*JOB:*
Copy every line of the listing that holds the string "body".

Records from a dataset

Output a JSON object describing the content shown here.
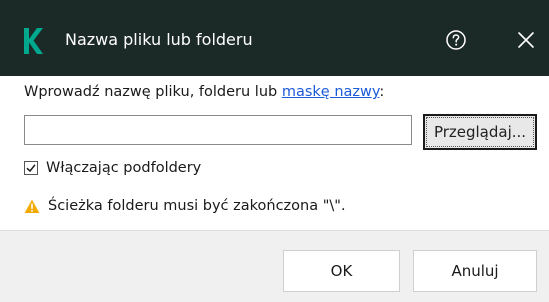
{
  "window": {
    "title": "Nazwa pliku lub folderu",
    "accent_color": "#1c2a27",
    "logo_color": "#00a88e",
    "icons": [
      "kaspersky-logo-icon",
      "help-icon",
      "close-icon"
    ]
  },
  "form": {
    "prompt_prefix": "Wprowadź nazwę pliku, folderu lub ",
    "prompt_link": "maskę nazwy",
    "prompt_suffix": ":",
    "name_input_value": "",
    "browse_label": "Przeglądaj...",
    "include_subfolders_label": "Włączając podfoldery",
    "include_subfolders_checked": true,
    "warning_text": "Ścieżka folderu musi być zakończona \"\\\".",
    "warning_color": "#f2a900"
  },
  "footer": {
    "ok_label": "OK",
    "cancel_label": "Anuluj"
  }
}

---

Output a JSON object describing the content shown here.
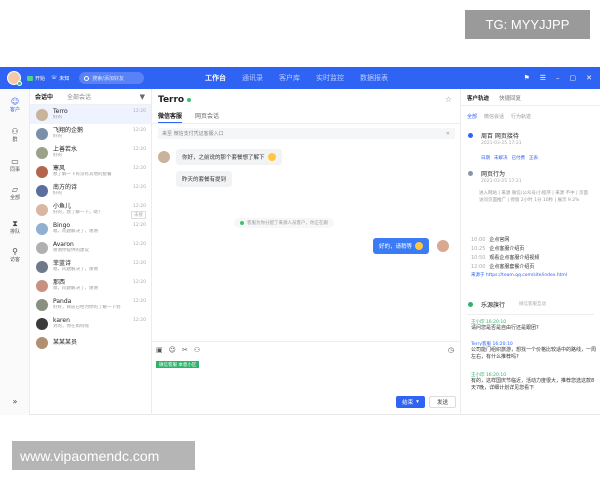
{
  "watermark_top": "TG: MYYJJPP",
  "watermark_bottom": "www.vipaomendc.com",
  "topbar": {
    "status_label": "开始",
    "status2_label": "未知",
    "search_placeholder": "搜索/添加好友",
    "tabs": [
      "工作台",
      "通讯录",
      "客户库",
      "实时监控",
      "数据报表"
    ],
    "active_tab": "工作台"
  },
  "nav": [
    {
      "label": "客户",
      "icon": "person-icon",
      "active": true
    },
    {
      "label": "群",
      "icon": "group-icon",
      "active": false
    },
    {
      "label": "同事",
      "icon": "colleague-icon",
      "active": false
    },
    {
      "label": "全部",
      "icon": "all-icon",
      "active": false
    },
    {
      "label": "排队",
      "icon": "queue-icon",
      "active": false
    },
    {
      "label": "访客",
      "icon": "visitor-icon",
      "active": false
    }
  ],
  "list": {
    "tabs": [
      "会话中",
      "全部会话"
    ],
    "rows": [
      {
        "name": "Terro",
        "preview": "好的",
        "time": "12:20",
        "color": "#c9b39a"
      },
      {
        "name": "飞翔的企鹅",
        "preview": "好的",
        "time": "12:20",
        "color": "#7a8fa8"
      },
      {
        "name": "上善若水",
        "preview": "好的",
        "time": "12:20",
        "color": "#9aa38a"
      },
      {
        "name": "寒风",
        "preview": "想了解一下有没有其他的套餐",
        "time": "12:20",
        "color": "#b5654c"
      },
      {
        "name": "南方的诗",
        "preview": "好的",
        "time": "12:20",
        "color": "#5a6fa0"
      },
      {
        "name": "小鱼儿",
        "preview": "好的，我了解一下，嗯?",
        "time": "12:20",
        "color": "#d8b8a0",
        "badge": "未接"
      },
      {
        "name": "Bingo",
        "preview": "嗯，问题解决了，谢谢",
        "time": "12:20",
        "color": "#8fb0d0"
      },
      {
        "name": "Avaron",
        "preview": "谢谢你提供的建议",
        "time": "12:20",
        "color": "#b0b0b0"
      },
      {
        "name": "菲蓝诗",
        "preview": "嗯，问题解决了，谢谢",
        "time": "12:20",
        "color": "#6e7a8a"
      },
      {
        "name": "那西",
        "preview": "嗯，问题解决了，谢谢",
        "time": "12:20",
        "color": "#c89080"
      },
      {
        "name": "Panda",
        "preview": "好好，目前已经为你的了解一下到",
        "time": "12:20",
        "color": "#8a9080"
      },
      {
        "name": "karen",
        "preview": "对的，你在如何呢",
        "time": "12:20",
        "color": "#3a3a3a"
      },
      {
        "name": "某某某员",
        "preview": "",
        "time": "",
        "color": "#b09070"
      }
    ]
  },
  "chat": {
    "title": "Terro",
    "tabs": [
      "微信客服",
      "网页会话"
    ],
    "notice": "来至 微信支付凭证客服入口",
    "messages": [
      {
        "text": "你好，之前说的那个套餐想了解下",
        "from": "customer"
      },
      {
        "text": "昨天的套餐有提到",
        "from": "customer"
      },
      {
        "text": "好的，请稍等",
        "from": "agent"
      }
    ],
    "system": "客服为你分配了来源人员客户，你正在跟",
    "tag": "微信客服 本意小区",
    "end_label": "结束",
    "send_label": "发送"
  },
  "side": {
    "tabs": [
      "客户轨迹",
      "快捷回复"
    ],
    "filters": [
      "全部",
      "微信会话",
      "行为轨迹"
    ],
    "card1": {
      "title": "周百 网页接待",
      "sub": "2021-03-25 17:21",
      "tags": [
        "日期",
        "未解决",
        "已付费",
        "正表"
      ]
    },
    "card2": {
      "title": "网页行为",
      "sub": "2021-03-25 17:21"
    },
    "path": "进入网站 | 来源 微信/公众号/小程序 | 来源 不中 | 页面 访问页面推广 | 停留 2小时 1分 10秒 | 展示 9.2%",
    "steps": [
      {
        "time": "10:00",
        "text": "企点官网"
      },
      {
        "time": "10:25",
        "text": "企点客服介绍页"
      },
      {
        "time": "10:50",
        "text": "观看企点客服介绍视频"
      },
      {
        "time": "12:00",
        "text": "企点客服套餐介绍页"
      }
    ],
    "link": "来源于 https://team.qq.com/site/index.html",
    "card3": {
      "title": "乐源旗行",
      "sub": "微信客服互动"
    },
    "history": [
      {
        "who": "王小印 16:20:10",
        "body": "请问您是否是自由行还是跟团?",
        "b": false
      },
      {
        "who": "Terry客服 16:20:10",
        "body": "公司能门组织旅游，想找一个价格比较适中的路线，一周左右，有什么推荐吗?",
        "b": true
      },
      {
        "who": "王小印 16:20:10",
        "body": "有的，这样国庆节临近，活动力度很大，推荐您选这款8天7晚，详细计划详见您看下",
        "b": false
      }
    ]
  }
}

*OUTPUT OF THE EXERCISE:*
        "body": "请问您是否是自由行还是跟团?",
        "body": "公司能门组织旅游，想找一个价格比较适中的路线，一周左右，有什么推荐吗?",
        "body": "有的，这样国庆节临近，活动力度很大，推荐您选这款8天7晚，详细计划详见您看下",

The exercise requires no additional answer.